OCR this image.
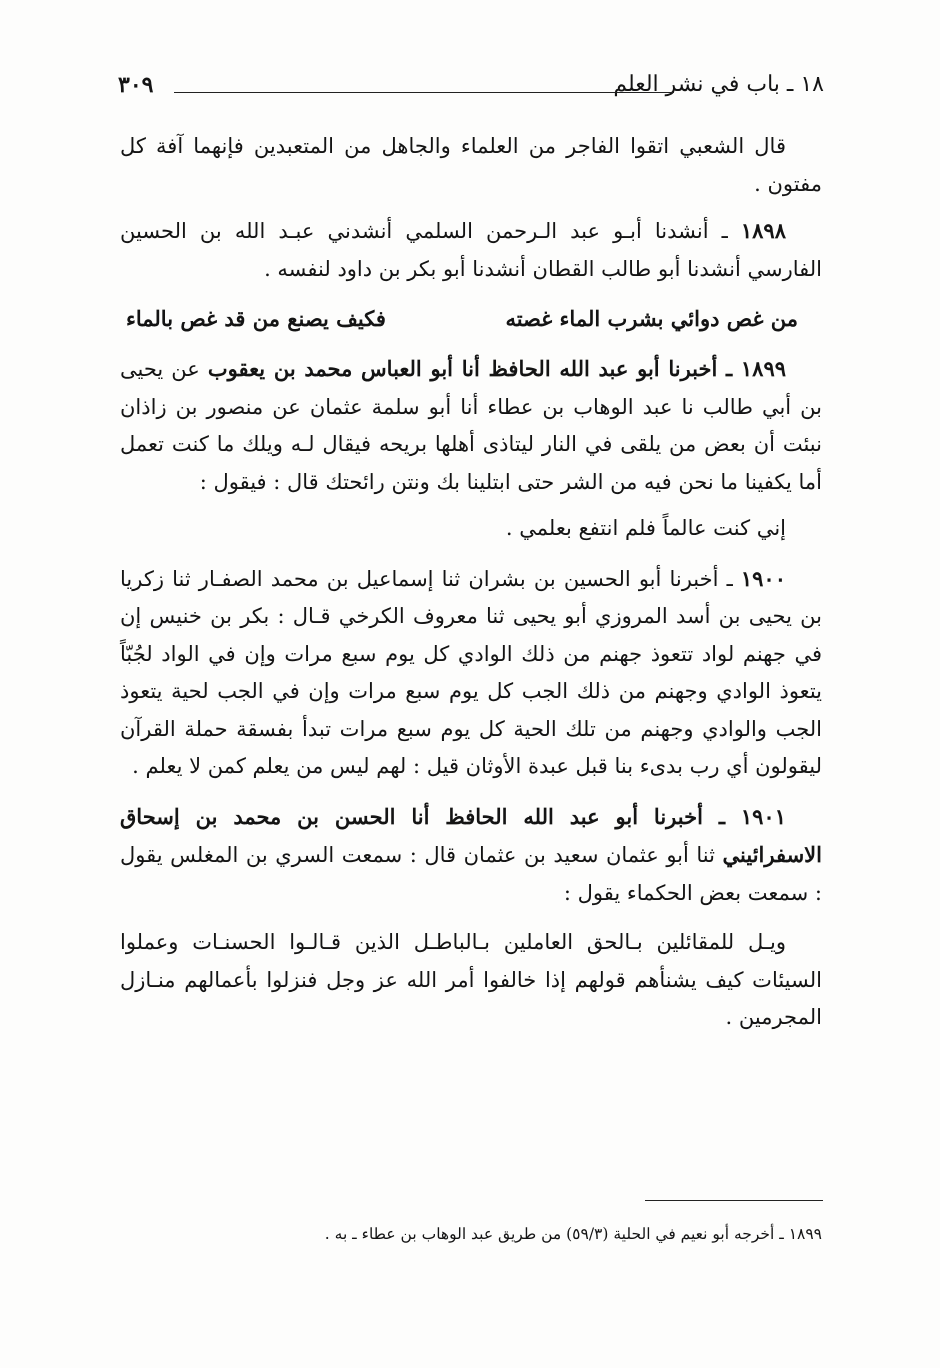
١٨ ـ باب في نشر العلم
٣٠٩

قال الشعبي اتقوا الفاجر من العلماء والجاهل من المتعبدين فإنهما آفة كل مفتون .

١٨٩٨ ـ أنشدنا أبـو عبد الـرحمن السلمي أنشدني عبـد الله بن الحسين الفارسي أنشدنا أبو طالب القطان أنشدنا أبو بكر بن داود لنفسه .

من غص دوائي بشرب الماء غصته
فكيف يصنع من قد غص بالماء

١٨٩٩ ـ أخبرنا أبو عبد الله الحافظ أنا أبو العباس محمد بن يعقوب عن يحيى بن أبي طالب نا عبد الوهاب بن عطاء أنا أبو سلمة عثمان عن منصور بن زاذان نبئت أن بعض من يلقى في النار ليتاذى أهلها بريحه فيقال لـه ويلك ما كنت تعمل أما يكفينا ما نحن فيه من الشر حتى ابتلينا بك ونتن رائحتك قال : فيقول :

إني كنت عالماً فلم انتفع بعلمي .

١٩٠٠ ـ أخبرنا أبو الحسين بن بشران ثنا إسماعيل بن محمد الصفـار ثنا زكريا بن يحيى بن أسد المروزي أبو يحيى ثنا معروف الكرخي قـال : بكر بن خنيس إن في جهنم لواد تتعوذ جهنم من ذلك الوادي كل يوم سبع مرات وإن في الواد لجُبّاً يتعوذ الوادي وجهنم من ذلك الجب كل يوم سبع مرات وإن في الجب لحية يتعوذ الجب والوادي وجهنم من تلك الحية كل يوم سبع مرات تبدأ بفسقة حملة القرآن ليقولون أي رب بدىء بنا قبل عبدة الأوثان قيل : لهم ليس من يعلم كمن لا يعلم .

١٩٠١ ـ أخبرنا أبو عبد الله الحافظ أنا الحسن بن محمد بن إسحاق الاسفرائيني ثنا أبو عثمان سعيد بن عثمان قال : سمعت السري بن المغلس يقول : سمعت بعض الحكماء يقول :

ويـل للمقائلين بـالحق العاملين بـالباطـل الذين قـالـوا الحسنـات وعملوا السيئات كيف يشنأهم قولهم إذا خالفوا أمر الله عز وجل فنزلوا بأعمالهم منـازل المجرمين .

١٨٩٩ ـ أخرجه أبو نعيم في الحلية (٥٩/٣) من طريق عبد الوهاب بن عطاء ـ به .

---

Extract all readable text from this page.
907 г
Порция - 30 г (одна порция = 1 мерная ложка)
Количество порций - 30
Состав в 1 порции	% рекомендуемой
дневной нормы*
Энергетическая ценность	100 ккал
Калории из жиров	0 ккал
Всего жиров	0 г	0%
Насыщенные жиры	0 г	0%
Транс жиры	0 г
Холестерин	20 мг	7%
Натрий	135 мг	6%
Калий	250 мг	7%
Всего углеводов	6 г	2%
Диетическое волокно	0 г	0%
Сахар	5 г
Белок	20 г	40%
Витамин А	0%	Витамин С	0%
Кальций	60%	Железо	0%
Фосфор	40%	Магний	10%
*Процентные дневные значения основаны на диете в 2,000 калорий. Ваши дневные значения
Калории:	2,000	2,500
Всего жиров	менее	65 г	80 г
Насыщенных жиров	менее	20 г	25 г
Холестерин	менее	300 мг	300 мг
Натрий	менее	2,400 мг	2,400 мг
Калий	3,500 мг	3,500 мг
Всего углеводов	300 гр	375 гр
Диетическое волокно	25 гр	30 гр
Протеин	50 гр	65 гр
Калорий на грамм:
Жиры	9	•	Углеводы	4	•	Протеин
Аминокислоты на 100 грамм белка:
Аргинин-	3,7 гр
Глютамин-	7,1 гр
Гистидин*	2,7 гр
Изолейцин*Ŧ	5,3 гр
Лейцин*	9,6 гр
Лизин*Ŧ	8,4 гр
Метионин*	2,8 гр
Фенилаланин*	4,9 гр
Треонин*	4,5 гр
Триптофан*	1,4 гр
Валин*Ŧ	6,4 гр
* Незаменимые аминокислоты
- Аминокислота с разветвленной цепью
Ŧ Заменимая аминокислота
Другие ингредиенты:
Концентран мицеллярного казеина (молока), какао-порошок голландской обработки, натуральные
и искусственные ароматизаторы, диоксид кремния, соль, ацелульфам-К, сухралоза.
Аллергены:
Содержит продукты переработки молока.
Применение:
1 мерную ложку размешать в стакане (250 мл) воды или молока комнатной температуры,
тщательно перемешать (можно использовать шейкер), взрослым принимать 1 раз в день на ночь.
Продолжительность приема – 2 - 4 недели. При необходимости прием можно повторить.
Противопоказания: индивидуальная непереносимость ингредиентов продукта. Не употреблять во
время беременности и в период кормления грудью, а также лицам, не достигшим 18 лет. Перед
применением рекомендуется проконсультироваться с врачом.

### Objective
Look through the entries above; copy each line where the string "الحسين" appears.

### Full solution
١٨٩٨ ـ أنشدنا أبـو عبد الـرحمن السلمي أنشدني عبـد الله بن الحسين الفارسي أنشدنا أبو طالب القطان أنشدنا أبو بكر بن داود لنفسه .
١٩٠٠ ـ أخبرنا أبو الحسين بن بشران ثنا إسماعيل بن محمد الصفـار ثنا زكريا بن يحيى بن أسد المروزي أبو يحيى ثنا معروف الكرخي قـال : بكر بن خنيس إن في جهنم لواد تتعوذ جهنم من ذلك الوادي كل يوم سبع مرات وإن في الواد لجُبّاً يتعوذ الوادي وجهنم من ذلك الجب كل يوم سبع مرات وإن في الجب لحية يتعوذ الجب والوادي وجهنم من تلك الحية كل يوم سبع مرات تبدأ بفسقة حملة القرآن ليقولون أي رب بدىء بنا قبل عبدة الأوثان قيل : لهم ليس من يعلم كمن لا يعلم .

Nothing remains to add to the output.